_Task description_
Check each line of the records below for the word "income" and copy those where it appears.

____ Supplied records

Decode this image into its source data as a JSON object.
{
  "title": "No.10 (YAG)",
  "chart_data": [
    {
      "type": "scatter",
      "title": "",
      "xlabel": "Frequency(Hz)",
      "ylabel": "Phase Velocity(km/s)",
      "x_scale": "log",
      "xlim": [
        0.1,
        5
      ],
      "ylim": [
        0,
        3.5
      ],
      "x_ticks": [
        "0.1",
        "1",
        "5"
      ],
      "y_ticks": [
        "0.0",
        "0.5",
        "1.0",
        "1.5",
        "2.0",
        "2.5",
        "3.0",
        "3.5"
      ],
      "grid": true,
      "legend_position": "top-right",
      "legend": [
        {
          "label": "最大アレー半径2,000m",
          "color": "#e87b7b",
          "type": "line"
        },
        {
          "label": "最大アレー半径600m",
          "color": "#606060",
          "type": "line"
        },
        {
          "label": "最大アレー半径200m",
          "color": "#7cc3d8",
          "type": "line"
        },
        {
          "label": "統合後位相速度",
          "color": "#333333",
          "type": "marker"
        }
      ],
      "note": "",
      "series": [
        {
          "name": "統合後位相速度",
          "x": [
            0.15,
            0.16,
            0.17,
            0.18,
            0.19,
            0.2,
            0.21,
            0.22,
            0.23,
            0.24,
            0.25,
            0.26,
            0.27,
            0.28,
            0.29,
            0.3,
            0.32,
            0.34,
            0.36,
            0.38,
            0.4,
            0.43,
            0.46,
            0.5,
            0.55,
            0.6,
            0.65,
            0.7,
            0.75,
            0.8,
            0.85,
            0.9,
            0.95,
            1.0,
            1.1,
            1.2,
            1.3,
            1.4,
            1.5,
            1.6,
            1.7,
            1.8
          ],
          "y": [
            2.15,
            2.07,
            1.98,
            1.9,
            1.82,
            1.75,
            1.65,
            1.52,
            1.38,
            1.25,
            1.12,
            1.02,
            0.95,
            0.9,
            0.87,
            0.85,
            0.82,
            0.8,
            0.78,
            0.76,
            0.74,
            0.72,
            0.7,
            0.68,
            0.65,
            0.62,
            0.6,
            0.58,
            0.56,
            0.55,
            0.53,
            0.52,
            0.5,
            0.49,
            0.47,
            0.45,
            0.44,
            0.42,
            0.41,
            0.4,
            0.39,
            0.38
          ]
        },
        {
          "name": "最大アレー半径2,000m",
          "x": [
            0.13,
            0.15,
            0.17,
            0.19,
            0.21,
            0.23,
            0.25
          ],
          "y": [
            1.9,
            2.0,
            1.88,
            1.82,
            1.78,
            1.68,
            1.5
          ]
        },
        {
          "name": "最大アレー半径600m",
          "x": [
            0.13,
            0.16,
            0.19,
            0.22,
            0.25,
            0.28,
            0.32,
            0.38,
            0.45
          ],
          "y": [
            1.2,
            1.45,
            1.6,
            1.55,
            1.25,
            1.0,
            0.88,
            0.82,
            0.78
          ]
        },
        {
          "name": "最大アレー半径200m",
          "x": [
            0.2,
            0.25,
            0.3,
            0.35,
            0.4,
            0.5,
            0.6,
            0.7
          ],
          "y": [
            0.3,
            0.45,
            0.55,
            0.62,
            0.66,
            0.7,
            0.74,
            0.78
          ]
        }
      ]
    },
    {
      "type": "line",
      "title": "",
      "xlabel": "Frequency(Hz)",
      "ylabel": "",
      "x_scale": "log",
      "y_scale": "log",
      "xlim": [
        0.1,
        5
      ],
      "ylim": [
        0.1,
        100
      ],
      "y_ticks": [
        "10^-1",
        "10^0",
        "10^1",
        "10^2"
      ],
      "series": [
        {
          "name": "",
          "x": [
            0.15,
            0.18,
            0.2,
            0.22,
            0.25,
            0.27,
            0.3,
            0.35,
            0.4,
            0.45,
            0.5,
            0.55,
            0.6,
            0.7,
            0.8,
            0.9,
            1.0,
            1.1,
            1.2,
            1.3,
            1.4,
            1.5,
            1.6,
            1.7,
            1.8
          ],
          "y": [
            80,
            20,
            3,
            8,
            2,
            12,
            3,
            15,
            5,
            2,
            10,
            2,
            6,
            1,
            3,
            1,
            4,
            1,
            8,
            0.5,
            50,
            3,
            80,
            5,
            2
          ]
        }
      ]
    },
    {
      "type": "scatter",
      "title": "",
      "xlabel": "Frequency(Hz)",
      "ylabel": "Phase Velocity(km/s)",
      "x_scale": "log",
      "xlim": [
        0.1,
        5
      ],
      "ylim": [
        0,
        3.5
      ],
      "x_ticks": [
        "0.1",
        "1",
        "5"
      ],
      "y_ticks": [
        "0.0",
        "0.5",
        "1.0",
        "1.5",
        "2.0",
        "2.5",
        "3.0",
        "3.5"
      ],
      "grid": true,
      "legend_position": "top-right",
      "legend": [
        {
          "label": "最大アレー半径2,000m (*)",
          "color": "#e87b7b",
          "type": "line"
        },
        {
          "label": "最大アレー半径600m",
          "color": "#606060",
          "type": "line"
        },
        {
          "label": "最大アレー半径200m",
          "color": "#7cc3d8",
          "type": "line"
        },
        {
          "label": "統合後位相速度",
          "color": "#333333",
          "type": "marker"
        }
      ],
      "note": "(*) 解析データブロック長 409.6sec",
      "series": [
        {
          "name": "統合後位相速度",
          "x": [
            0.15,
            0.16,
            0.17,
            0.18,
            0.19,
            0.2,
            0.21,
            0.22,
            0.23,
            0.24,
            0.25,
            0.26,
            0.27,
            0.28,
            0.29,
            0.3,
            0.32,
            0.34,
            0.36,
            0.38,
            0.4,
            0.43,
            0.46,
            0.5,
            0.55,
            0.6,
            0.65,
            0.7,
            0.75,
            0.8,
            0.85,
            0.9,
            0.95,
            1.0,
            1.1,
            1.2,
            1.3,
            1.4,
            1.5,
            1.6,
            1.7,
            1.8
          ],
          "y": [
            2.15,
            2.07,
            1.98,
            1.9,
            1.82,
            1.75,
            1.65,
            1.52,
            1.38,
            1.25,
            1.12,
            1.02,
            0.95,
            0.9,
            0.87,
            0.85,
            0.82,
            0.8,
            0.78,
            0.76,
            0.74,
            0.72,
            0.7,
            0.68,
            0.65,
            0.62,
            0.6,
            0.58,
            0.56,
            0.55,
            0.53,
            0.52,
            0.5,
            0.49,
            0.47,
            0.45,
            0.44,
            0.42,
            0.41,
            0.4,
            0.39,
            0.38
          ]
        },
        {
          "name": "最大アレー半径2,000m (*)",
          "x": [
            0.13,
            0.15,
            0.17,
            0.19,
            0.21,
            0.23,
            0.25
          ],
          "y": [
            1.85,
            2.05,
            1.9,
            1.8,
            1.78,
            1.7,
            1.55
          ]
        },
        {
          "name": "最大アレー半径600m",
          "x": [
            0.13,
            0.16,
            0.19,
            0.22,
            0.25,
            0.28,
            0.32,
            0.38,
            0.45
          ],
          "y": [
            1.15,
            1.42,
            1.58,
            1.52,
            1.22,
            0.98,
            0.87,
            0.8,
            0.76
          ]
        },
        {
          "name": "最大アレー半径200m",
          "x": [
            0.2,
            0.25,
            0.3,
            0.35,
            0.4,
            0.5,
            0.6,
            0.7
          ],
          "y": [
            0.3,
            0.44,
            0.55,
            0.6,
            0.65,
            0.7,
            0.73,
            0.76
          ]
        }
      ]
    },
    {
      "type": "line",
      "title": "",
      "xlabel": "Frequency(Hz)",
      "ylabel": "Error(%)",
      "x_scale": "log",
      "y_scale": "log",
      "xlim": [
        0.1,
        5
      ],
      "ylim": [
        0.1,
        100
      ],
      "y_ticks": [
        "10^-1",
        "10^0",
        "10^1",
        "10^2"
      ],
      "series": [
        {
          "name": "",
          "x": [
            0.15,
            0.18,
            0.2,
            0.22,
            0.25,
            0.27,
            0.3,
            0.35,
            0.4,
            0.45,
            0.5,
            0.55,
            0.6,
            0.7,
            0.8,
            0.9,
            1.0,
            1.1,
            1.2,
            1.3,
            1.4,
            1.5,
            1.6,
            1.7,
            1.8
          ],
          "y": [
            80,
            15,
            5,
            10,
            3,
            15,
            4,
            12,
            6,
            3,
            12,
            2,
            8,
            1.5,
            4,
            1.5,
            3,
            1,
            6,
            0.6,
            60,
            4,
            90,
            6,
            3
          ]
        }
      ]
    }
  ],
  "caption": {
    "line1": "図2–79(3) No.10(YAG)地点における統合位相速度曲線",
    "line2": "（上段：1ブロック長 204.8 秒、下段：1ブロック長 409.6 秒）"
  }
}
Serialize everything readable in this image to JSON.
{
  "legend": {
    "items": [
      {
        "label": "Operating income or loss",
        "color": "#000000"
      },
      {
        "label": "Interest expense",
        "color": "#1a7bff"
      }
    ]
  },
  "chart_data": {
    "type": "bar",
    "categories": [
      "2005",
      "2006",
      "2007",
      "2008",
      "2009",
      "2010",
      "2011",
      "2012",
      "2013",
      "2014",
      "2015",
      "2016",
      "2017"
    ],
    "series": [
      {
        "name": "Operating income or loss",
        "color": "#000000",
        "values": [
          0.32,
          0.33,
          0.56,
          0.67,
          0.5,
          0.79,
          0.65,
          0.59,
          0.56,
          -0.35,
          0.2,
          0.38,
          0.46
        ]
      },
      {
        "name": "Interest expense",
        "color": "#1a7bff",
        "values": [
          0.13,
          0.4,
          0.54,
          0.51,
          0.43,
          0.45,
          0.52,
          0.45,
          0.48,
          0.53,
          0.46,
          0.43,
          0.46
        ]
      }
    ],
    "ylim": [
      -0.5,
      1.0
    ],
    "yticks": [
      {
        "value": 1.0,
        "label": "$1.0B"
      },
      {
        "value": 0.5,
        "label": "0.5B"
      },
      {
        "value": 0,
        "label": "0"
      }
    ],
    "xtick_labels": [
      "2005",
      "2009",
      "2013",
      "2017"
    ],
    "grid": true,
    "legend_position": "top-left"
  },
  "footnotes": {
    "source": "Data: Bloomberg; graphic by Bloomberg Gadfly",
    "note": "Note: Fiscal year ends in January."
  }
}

________

_Correct answer_
        "label": "Operating income or loss",
        "name": "Operating income or loss",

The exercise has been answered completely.